Input rows:
+++

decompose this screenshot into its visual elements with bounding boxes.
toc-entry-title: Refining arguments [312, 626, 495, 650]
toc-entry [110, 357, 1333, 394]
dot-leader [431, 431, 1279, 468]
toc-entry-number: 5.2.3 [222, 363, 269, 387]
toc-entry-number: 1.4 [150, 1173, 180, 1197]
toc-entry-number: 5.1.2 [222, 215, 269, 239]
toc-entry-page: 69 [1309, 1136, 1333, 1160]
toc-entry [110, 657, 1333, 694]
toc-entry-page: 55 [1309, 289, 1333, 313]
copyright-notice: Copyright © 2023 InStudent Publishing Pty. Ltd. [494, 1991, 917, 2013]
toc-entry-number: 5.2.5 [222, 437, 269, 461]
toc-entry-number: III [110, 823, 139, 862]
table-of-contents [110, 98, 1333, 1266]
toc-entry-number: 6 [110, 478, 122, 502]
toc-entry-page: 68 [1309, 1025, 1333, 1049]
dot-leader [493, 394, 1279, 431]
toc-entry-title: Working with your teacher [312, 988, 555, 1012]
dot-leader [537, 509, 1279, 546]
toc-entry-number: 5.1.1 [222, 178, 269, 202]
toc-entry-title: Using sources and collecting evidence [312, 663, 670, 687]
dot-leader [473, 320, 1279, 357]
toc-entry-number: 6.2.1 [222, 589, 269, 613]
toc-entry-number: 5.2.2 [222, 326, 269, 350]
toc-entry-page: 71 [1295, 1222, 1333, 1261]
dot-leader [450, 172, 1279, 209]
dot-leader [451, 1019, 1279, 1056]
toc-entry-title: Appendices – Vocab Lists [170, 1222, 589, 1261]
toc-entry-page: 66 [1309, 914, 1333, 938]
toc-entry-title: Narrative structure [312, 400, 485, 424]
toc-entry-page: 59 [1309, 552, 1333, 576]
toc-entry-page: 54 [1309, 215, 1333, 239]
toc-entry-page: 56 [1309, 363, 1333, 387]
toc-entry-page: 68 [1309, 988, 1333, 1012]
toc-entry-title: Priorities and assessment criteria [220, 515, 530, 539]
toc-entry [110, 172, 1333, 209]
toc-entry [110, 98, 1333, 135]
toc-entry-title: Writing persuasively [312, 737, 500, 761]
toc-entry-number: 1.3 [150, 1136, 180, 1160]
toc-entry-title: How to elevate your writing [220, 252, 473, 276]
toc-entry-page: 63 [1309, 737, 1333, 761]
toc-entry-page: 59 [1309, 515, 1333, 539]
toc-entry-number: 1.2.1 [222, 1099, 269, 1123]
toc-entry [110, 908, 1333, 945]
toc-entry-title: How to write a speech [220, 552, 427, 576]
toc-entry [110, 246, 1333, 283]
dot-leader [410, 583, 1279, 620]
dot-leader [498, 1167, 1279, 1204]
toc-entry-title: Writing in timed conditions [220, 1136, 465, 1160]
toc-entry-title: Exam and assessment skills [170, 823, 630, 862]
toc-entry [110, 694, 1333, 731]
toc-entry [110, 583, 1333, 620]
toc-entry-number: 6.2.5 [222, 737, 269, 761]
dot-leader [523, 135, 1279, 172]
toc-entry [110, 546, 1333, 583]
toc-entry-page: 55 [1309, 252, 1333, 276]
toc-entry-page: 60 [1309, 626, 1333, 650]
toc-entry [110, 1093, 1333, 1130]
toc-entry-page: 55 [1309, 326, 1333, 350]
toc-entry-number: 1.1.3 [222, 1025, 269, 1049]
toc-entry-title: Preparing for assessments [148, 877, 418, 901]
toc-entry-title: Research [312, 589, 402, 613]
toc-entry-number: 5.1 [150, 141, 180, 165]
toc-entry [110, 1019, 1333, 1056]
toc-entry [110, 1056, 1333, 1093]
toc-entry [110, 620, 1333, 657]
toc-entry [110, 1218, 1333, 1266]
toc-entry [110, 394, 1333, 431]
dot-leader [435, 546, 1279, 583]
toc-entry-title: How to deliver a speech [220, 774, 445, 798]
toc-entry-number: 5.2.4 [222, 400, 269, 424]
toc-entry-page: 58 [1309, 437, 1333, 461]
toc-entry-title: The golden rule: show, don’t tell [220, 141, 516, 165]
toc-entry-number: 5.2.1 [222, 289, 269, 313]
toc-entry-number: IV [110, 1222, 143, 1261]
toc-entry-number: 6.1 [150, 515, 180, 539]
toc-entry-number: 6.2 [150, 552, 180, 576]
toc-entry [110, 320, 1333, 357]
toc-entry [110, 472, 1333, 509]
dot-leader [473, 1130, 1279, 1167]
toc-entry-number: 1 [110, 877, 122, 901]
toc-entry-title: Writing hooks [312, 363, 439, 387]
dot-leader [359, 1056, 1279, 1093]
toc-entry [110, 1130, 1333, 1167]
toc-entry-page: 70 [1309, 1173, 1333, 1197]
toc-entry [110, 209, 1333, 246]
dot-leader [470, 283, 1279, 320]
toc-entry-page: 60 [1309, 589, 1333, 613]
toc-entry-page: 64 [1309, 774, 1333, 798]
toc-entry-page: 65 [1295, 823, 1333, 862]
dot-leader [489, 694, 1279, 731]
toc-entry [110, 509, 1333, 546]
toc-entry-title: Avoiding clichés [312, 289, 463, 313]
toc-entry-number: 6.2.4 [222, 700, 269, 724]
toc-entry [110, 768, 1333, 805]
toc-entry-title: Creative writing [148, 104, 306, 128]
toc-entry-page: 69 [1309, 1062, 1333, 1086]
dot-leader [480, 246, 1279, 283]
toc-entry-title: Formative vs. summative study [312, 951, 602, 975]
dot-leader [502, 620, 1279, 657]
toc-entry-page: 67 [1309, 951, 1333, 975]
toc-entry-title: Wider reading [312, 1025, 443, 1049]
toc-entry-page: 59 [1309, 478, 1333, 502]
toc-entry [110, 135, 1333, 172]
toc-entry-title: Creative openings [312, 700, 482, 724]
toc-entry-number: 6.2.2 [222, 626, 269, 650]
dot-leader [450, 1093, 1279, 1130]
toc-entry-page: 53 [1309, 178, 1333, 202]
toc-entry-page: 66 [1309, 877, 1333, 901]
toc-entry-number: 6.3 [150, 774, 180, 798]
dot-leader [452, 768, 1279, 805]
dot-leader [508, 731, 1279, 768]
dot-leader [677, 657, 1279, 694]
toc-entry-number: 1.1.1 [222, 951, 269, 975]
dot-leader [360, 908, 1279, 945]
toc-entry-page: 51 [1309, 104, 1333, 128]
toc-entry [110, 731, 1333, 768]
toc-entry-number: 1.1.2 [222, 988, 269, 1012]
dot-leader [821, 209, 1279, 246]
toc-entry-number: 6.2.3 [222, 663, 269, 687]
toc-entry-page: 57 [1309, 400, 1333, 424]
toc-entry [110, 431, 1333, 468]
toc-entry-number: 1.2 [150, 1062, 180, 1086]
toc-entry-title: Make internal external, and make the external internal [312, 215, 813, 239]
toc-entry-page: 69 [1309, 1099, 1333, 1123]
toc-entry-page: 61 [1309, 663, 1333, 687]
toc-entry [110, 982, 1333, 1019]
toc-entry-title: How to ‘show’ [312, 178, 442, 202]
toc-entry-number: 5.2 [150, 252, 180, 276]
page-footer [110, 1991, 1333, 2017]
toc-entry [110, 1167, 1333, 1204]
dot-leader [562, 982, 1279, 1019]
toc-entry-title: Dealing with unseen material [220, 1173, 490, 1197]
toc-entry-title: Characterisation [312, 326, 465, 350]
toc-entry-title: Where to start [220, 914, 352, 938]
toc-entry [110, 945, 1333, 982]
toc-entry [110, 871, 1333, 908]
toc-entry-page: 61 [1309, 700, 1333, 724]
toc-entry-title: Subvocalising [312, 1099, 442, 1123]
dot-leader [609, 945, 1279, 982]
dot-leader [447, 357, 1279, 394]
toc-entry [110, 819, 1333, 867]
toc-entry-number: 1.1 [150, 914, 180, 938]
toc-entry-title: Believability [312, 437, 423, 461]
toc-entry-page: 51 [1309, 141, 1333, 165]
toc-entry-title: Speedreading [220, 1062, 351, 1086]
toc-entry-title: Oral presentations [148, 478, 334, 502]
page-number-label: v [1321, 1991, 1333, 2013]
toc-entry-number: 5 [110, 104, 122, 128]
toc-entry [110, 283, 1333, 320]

+++

What is asked:
Please rewrite the records from their first line through the line that contains "toc-entry-title: Exam and", changing "Writing persuasively" to "Persuasive writing" and leaving everything else unchanged.

Exercise solution:
decompose this screenshot into its visual elements with bounding boxes.
toc-entry-title: Refining arguments [312, 626, 495, 650]
toc-entry [110, 357, 1333, 394]
dot-leader [431, 431, 1279, 468]
toc-entry-number: 5.2.3 [222, 363, 269, 387]
toc-entry-number: 1.4 [150, 1173, 180, 1197]
toc-entry-number: 5.1.2 [222, 215, 269, 239]
toc-entry-page: 69 [1309, 1136, 1333, 1160]
toc-entry [110, 657, 1333, 694]
toc-entry-page: 55 [1309, 289, 1333, 313]
copyright-notice: Copyright © 2023 InStudent Publishing Pty. Ltd. [494, 1991, 917, 2013]
toc-entry-number: 5.2.5 [222, 437, 269, 461]
toc-entry-number: III [110, 823, 139, 862]
table-of-contents [110, 98, 1333, 1266]
toc-entry-number: 6 [110, 478, 122, 502]
toc-entry-page: 68 [1309, 1025, 1333, 1049]
dot-leader [493, 394, 1279, 431]
toc-entry-title: Working with your teacher [312, 988, 555, 1012]
dot-leader [537, 509, 1279, 546]
toc-entry-number: 5.1.1 [222, 178, 269, 202]
toc-entry-title: Using sources and collecting evidence [312, 663, 670, 687]
dot-leader [473, 320, 1279, 357]
toc-entry-number: 6.2.1 [222, 589, 269, 613]
toc-entry-number: 5.2.2 [222, 326, 269, 350]
toc-entry-page: 71 [1295, 1222, 1333, 1261]
dot-leader [450, 172, 1279, 209]
dot-leader [451, 1019, 1279, 1056]
toc-entry-title: Appendices – Vocab Lists [170, 1222, 589, 1261]
toc-entry-page: 66 [1309, 914, 1333, 938]
toc-entry-title: Narrative structure [312, 400, 485, 424]
toc-entry-page: 59 [1309, 552, 1333, 576]
toc-entry-page: 54 [1309, 215, 1333, 239]
toc-entry-page: 56 [1309, 363, 1333, 387]
toc-entry-page: 68 [1309, 988, 1333, 1012]
toc-entry-title: Priorities and assessment criteria [220, 515, 530, 539]
toc-entry [110, 172, 1333, 209]
toc-entry [110, 98, 1333, 135]
toc-entry-title: Persuasive writing [312, 737, 500, 761]
toc-entry-number: 1.3 [150, 1136, 180, 1160]
toc-entry-title: How to elevate your writing [220, 252, 473, 276]
toc-entry-page: 63 [1309, 737, 1333, 761]
toc-entry-page: 59 [1309, 515, 1333, 539]
toc-entry-number: 1.2.1 [222, 1099, 269, 1123]
toc-entry [110, 908, 1333, 945]
toc-entry-title: How to write a speech [220, 552, 427, 576]
toc-entry [110, 246, 1333, 283]
dot-leader [410, 583, 1279, 620]
dot-leader [498, 1167, 1279, 1204]
toc-entry-title: Writing in timed conditions [220, 1136, 465, 1160]
toc-entry-title: Exam and assessment skills [170, 823, 630, 862]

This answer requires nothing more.